◆ **Directions for this task**: Starting at the line that holds "Give me the", restate every line word for word up to and including the last one in the listing below, and omit all pictures.

___ Stored data

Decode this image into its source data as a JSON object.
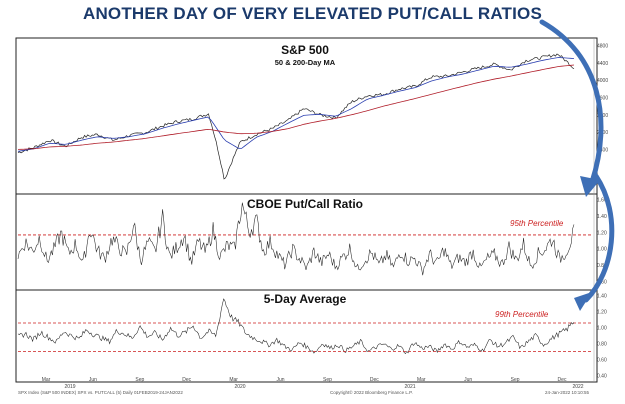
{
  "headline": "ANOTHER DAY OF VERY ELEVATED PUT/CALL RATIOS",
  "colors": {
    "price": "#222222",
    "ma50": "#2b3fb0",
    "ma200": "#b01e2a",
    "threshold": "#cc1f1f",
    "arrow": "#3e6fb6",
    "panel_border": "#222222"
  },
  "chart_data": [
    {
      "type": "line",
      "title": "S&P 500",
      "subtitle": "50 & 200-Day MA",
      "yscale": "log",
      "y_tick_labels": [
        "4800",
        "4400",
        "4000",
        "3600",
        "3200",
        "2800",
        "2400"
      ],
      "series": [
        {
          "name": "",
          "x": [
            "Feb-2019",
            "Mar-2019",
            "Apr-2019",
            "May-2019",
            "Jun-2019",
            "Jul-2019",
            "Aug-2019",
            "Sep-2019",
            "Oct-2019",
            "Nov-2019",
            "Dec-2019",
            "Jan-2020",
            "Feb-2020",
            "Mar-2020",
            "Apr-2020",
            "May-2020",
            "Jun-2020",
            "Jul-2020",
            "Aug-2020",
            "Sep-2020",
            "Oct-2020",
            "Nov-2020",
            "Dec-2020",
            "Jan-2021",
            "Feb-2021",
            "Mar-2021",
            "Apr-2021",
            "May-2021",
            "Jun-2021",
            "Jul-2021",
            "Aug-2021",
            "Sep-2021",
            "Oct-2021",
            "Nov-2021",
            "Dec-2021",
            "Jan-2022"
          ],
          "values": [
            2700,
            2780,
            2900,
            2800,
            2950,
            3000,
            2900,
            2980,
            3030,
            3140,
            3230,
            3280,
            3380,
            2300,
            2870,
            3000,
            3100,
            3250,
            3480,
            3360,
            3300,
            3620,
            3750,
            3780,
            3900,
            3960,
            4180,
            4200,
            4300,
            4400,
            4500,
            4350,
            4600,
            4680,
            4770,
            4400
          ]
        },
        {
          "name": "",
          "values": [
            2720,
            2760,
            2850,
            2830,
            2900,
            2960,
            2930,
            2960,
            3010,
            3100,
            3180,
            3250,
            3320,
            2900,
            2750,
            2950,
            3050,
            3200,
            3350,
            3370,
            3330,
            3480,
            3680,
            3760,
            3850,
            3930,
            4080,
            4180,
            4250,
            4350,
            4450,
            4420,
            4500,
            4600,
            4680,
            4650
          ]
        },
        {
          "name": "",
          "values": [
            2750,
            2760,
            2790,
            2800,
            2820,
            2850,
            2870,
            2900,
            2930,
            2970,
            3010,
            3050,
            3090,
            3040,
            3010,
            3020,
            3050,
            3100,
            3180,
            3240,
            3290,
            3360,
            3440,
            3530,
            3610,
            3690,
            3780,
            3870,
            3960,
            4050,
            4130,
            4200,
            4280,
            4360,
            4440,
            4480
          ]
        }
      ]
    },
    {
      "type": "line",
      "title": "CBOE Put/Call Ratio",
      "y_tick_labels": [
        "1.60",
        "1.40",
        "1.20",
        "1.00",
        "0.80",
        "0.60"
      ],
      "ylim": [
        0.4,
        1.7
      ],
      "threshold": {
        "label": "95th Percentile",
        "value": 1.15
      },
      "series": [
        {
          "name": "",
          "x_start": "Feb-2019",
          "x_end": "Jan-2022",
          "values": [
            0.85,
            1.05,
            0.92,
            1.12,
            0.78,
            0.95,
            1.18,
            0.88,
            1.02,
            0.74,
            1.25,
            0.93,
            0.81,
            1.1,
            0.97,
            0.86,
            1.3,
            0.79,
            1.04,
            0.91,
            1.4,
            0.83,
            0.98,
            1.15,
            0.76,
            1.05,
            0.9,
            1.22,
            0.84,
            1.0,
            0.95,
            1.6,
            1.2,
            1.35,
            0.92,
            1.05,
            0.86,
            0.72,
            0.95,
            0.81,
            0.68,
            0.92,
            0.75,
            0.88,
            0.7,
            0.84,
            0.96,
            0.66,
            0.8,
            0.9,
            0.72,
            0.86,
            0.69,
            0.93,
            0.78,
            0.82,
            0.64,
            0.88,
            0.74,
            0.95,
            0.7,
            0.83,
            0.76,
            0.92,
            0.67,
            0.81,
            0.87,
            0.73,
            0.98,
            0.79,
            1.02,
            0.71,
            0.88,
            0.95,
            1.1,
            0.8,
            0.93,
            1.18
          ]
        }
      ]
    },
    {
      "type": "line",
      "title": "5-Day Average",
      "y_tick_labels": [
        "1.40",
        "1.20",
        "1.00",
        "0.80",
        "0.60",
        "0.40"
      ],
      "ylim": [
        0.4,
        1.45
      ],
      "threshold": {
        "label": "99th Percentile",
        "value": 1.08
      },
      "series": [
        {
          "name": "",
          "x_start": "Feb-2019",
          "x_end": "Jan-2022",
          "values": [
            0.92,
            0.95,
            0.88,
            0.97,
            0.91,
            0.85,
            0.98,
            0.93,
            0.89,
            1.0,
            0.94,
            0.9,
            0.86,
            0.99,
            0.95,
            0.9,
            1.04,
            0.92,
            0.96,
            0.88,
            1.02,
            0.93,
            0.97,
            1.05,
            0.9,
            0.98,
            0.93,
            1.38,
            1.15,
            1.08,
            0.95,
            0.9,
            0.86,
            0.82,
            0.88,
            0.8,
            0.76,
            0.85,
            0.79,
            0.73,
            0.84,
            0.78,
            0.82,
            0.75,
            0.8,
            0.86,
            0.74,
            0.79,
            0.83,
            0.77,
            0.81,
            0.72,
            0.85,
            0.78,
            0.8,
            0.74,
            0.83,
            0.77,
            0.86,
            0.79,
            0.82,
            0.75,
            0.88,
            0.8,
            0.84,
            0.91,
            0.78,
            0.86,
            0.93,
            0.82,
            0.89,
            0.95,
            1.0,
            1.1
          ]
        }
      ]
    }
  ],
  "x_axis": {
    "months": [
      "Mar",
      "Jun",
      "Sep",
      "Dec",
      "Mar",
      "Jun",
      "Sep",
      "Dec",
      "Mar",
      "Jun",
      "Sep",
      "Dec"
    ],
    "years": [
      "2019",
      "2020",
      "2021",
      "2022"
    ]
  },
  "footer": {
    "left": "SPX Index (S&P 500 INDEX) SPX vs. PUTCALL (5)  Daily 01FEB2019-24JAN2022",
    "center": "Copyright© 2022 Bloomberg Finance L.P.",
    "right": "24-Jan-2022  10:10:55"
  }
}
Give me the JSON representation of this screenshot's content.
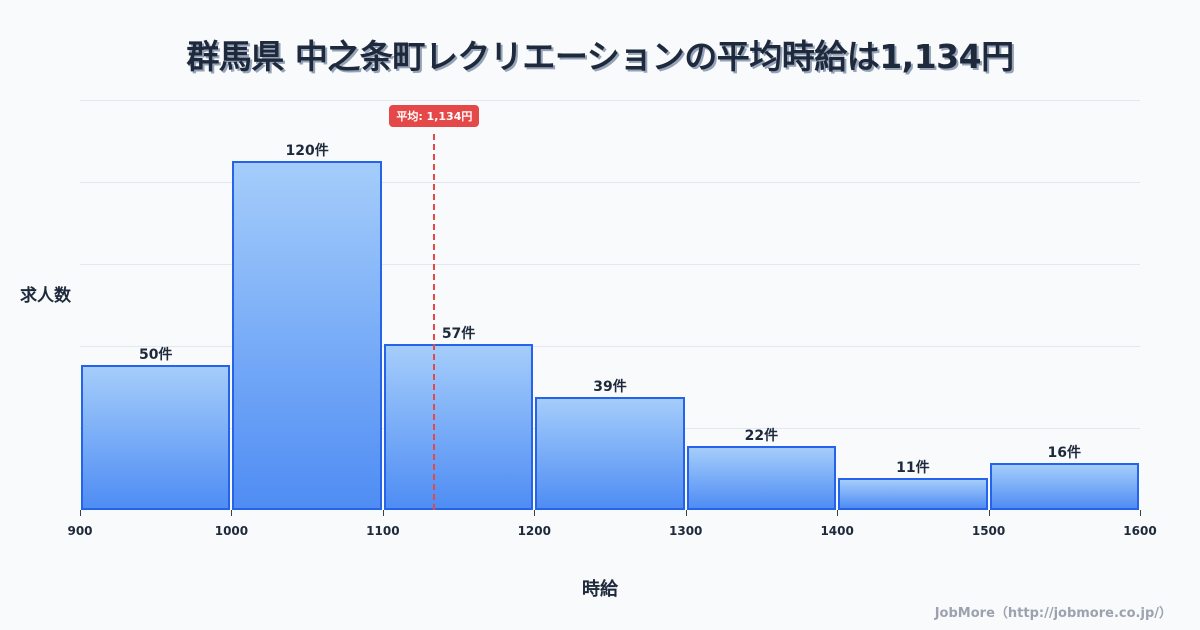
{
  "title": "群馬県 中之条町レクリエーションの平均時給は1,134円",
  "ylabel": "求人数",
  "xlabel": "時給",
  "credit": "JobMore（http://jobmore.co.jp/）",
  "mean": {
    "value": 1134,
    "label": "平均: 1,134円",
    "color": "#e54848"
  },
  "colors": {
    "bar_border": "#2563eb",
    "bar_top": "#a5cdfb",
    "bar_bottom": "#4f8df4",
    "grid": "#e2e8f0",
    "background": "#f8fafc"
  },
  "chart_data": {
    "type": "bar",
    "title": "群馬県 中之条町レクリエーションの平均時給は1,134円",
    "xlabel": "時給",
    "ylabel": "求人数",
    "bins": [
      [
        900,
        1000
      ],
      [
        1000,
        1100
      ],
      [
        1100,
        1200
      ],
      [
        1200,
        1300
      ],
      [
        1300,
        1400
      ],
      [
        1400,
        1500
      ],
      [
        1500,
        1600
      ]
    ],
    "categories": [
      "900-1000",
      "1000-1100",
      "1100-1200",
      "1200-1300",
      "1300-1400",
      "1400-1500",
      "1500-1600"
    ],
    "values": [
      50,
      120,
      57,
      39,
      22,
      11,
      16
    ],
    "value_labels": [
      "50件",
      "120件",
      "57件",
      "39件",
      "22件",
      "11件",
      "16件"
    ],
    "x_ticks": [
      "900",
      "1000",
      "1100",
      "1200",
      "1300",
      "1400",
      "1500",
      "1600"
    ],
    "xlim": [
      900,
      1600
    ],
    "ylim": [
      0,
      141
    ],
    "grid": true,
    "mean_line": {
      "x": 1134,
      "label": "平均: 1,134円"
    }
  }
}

______

◆ **Solution below**:
Give me the JSON representation of this screenshot's content.
{
  "title": "群馬県 中之条町レクリエーションの平均時給は1,134円",
  "ylabel": "求人数",
  "xlabel": "時給",
  "credit": "JobMore（http://jobmore.co.jp/）",
  "mean": {
    "value": 1134,
    "label": "平均: 1,134円",
    "color": "#e54848"
  },
  "colors": {
    "bar_border": "#2563eb",
    "bar_top": "#a5cdfb",
    "bar_bottom": "#4f8df4",
    "grid": "#e2e8f0",
    "background": "#f8fafc"
  },
  "chart_data": {
    "type": "bar",
    "title": "群馬県 中之条町レクリエーションの平均時給は1,134円",
    "xlabel": "時給",
    "ylabel": "求人数",
    "bins": [
      [
        900,
        1000
      ],
      [
        1000,
        1100
      ],
      [
        1100,
        1200
      ],
      [
        1200,
        1300
      ],
      [
        1300,
        1400
      ],
      [
        1400,
        1500
      ],
      [
        1500,
        1600
      ]
    ],
    "categories": [
      "900-1000",
      "1000-1100",
      "1100-1200",
      "1200-1300",
      "1300-1400",
      "1400-1500",
      "1500-1600"
    ],
    "values": [
      50,
      120,
      57,
      39,
      22,
      11,
      16
    ],
    "value_labels": [
      "50件",
      "120件",
      "57件",
      "39件",
      "22件",
      "11件",
      "16件"
    ],
    "x_ticks": [
      "900",
      "1000",
      "1100",
      "1200",
      "1300",
      "1400",
      "1500",
      "1600"
    ],
    "xlim": [
      900,
      1600
    ],
    "ylim": [
      0,
      141
    ],
    "grid": true,
    "mean_line": {
      "x": 1134,
      "label": "平均: 1,134円"
    }
  }
}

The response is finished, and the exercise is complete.